*AUFGABE*
Fasse den Textauszug über die Koalitionsfrage nach der Landtagswahl in Schleswig-Holstein in zwei Sätzen zusammen.

*VORLIEGENDER TEXTAUSZUG*

----------

Kiel. Für CDU und FDP ist das Bündnis kein Problem – doch was ist mit den Grünen? SPD bereitet sich auf den Weg in die Opposition vor.
Am zehnten Tag nach der Landtagswahl in Schleswig-Holstein hebt sich der Küstennebel. Erstens: Eine Ampelkoalition (SPD, Grüne und FDP) wird es nach derzeitigem Stand nicht geben. Die FDP lehnt es ab, darüber auch nur zu sprechen. Zweitens: Eine Große Koalition (CDU und SPD) wird es ebenfalls nicht geben. Die SPD hat sie am Dienstagabend ausgeschlossen. Die Partei bereitet sich auf den Gang in die Opposition vor und will sich personell erneuern. Damit bleiben – drittens – noch zwei Varianten übrig: eine Jamaikakoalition aus CDU, Grünen und FDP oder, theoretisch, Neuwahlen.

----------

*GEGEBENE DATEN*
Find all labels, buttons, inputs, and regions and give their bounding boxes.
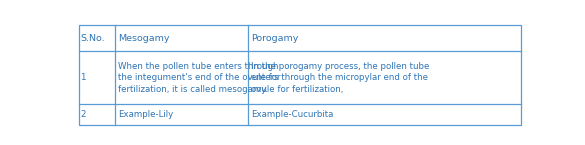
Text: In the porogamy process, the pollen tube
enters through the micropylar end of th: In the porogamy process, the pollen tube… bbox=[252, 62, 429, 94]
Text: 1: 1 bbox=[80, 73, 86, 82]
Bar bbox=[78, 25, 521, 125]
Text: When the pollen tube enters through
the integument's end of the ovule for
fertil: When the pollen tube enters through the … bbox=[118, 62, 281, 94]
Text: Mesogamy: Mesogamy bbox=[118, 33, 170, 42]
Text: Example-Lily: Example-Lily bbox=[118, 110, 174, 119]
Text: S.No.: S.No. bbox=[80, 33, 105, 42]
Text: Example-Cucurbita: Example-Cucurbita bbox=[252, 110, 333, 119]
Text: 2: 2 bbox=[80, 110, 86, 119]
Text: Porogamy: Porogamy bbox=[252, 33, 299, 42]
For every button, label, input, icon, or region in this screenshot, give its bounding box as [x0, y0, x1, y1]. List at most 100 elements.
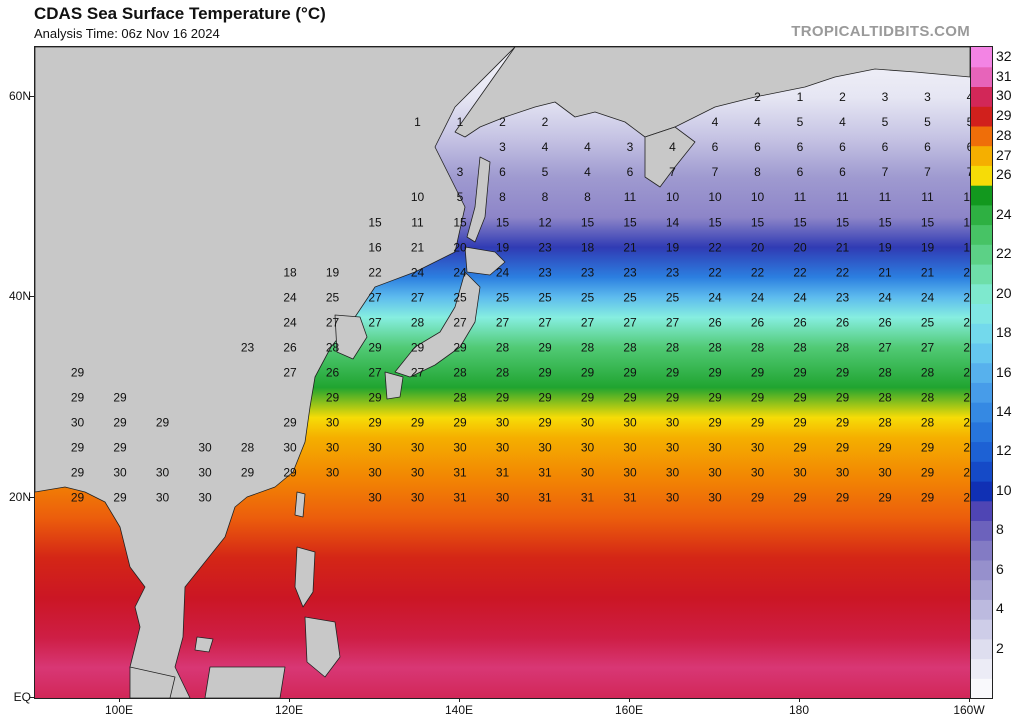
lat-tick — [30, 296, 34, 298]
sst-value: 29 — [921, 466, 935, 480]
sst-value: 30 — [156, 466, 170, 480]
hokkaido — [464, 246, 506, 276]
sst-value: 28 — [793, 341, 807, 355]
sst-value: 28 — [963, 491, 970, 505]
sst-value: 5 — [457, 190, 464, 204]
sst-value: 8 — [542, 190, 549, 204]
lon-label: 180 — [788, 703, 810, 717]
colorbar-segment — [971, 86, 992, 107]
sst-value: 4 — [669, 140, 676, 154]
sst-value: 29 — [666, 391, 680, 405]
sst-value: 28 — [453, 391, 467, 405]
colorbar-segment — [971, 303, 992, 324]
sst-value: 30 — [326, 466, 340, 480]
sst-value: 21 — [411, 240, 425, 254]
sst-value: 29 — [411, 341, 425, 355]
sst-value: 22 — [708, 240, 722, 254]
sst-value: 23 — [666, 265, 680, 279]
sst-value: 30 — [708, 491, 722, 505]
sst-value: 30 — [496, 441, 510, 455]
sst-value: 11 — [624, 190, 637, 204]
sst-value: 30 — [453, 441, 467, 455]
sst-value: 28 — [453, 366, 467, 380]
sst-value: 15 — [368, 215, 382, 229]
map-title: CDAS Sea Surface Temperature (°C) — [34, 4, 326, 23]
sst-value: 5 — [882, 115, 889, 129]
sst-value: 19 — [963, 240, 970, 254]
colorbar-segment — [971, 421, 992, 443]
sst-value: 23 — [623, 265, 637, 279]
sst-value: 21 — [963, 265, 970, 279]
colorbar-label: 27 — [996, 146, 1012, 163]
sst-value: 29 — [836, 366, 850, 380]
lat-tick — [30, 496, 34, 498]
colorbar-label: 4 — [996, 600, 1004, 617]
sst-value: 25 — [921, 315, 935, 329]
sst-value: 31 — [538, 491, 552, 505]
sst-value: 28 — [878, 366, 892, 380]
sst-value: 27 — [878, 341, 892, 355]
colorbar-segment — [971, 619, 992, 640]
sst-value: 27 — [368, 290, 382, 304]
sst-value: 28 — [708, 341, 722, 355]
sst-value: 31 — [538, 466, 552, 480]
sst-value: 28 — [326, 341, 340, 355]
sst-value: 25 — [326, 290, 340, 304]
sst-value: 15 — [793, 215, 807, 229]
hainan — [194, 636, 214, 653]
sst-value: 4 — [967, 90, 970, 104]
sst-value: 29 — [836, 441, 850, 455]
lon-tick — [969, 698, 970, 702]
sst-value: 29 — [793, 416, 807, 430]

----------

*LÖSUNG*
Zehn Tage nach der Landtagswahl wird es nach derzeitigem Stand keine Ampelkoalition geben, weil die FDP nicht einmal darüber sprechen will, und auch keine Große Koalition, die die SPD ausgeschlossen hat, während sie sich auf die Opposition vorbereitet. Übrig bleiben damit eine Jamaikakoalition aus CDU, Grünen und FDP oder, theoretisch, Neuwahlen.